## Task prompt
Select lines where the word "StatSVN" appears.
↓
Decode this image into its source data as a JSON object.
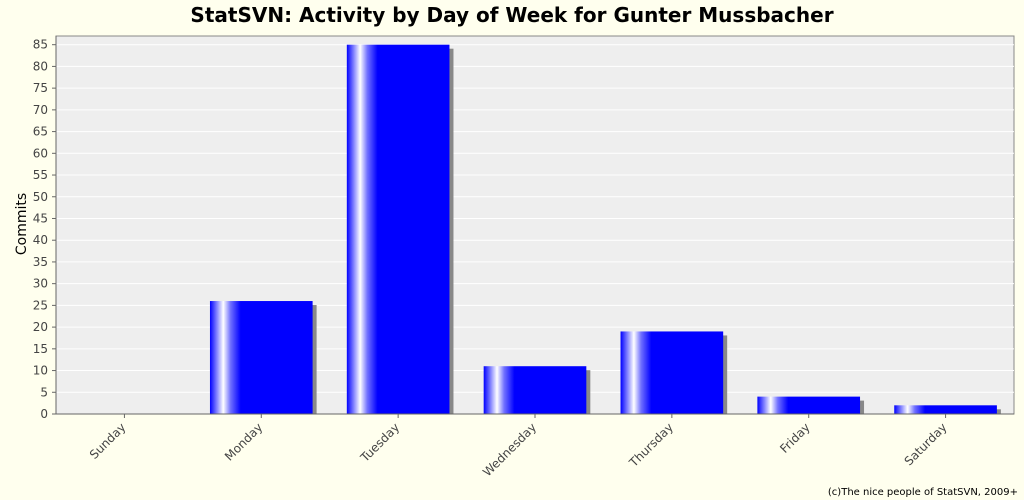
{
  "chart_data": {
    "type": "bar",
    "title": "StatSVN: Activity by Day of Week for Gunter Mussbacher",
    "xlabel": "",
    "ylabel": "Commits",
    "categories": [
      "Sunday",
      "Monday",
      "Tuesday",
      "Wednesday",
      "Thursday",
      "Friday",
      "Saturday"
    ],
    "values": [
      0,
      26,
      85,
      11,
      19,
      4,
      2
    ],
    "ylim": [
      0,
      87
    ],
    "yticks": [
      0,
      5,
      10,
      15,
      20,
      25,
      30,
      35,
      40,
      45,
      50,
      55,
      60,
      65,
      70,
      75,
      80,
      85
    ],
    "grid": true,
    "bar_color": "#0000ff",
    "plot_background": "#eeeeee"
  },
  "footer": "(c)The nice people of StatSVN, 2009+"
}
↑
## Solution to the problem
    "title": "StatSVN: Activity by Day of Week for Gunter Mussbacher",
  "footer": "(c)The nice people of StatSVN, 2009+"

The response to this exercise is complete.